DESCRIPTION OF THE TASK =
Your task is to print the material below exactly as presented.

DATA TO PROCESS =
•••

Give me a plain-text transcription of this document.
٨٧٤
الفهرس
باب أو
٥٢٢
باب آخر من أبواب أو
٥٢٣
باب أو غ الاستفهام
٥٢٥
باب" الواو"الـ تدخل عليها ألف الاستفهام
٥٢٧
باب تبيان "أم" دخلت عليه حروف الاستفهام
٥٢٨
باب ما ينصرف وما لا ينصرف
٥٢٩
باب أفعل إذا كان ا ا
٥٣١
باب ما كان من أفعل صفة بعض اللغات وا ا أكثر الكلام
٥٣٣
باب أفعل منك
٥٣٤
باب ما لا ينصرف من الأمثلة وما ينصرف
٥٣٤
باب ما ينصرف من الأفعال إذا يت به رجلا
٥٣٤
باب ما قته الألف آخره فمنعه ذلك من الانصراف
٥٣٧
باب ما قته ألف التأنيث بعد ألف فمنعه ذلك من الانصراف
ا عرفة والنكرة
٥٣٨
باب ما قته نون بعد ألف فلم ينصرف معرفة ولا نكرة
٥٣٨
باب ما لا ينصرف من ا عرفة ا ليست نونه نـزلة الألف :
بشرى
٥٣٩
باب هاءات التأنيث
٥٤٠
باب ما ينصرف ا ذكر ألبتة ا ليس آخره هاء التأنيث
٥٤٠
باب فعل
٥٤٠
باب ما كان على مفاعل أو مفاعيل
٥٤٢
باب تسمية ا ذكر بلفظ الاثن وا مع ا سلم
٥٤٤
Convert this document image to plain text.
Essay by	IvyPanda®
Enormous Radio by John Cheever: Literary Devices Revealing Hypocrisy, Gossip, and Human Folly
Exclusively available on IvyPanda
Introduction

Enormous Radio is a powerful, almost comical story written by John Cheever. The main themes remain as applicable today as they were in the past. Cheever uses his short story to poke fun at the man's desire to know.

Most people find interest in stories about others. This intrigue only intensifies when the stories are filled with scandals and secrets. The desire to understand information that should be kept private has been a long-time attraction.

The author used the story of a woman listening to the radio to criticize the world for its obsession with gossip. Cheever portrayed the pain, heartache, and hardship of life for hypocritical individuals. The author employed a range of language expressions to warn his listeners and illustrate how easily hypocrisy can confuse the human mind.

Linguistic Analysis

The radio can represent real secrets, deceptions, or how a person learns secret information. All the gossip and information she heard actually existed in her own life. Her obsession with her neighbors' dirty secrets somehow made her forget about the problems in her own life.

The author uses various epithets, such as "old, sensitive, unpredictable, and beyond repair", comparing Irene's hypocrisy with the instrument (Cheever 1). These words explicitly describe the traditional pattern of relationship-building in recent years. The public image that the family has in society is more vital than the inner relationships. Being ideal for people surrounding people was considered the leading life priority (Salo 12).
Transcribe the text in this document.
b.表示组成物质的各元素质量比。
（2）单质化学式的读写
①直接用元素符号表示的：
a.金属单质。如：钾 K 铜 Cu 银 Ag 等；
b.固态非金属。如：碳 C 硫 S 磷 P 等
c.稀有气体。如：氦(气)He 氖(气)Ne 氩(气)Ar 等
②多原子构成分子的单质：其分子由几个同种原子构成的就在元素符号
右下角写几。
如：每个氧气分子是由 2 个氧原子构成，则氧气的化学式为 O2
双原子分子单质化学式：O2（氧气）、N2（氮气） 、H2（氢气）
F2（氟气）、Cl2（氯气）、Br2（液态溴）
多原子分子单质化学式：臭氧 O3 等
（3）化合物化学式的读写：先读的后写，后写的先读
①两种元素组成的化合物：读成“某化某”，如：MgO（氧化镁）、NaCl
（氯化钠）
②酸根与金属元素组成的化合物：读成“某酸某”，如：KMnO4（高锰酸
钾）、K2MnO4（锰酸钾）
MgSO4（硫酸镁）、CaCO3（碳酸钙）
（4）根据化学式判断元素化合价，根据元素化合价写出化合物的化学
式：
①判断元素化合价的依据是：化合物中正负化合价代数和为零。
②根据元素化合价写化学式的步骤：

•••

EXERCISE OUTPUT =
Give me a plain-text transcription of this document.
٨٧٤
الفهرس
باب أو
٥٢٢
باب آخر من أبواب أو
٥٢٣
باب أو غ الاستفهام
٥٢٥
باب" الواو"الـ تدخل عليها ألف الاستفهام
٥٢٧
باب تبيان "أم" دخلت عليه حروف الاستفهام
٥٢٨
باب ما ينصرف وما لا ينصرف
٥٢٩
باب أفعل إذا كان ا ا
٥٣١
باب ما كان من أفعل صفة بعض اللغات وا ا أكثر الكلام
٥٣٣
باب أفعل منك
٥٣٤
باب ما لا ينصرف من الأمثلة وما ينصرف
٥٣٤
باب ما ينصرف من الأفعال إذا يت به رجلا
٥٣٤
باب ما قته الألف آخره فمنعه ذلك من الانصراف
٥٣٧
باب ما قته ألف التأنيث بعد ألف فمنعه ذلك من الانصراف
ا عرفة والنكرة
٥٣٨
باب ما قته نون بعد ألف فلم ينصرف معرفة ولا نكرة
٥٣٨
باب ما لا ينصرف من ا عرفة ا ليست نونه نـزلة الألف :
بشرى
٥٣٩
باب هاءات التأنيث
٥٤٠
باب ما ينصرف ا ذكر ألبتة ا ليس آخره هاء التأنيث
٥٤٠
باب فعل
٥٤٠
باب ما كان على مفاعل أو مفاعيل
٥٤٢
باب تسمية ا ذكر بلفظ الاثن وا مع ا سلم
٥٤٤
Convert this document image to plain text.
Essay by	IvyPanda®
Enormous Radio by John Cheever: Literary Devices Revealing Hypocrisy, Gossip, and Human Folly
Exclusively available on IvyPanda
Introduction

Enormous Radio is a powerful, almost comical story written by John Cheever. The main themes remain as applicable today as they were in the past. Cheever uses his short story to poke fun at the man's desire to know.

Most people find interest in stories about others. This intrigue only intensifies when the stories are filled with scandals and secrets. The desire to understand information that should be kept private has been a long-time attraction.

The author used the story of a woman listening to the radio to criticize the world for its obsession with gossip. Cheever portrayed the pain, heartache, and hardship of life for hypocritical individuals. The author employed a range of language expressions to warn his listeners and illustrate how easily hypocrisy can confuse the human mind.

Linguistic Analysis

The radio can represent real secrets, deceptions, or how a person learns secret information. All the gossip and information she heard actually existed in her own life. Her obsession with her neighbors' dirty secrets somehow made her forget about the problems in her own life.

The author uses various epithets, such as "old, sensitive, unpredictable, and beyond repair", comparing Irene's hypocrisy with the instrument (Cheever 1). These words explicitly describe the traditional pattern of relationship-building in recent years. The public image that the family has in society is more vital than the inner relationships. Being ideal for people surrounding people was considered the leading life priority (Salo 12).
Transcribe the text in this document.
b.表示组成物质的各元素质量比。
（2）单质化学式的读写
①直接用元素符号表示的：
a.金属单质。如：钾 K 铜 Cu 银 Ag 等；
b.固态非金属。如：碳 C 硫 S 磷 P 等
c.稀有气体。如：氦(气)He 氖(气)Ne 氩(气)Ar 等
②多原子构成分子的单质：其分子由几个同种原子构成的就在元素符号
右下角写几。
如：每个氧气分子是由 2 个氧原子构成，则氧气的化学式为 O2
双原子分子单质化学式：O2（氧气）、N2（氮气） 、H2（氢气）
F2（氟气）、Cl2（氯气）、Br2（液态溴）
多原子分子单质化学式：臭氧 O3 等
（3）化合物化学式的读写：先读的后写，后写的先读
①两种元素组成的化合物：读成“某化某”，如：MgO（氧化镁）、NaCl
（氯化钠）
②酸根与金属元素组成的化合物：读成“某酸某”，如：KMnO4（高锰酸
钾）、K2MnO4（锰酸钾）
MgSO4（硫酸镁）、CaCO3（碳酸钙）
（4）根据化学式判断元素化合价，根据元素化合价写出化合物的化学
式：
①判断元素化合价的依据是：化合物中正负化合价代数和为零。
②根据元素化合价写化学式的步骤：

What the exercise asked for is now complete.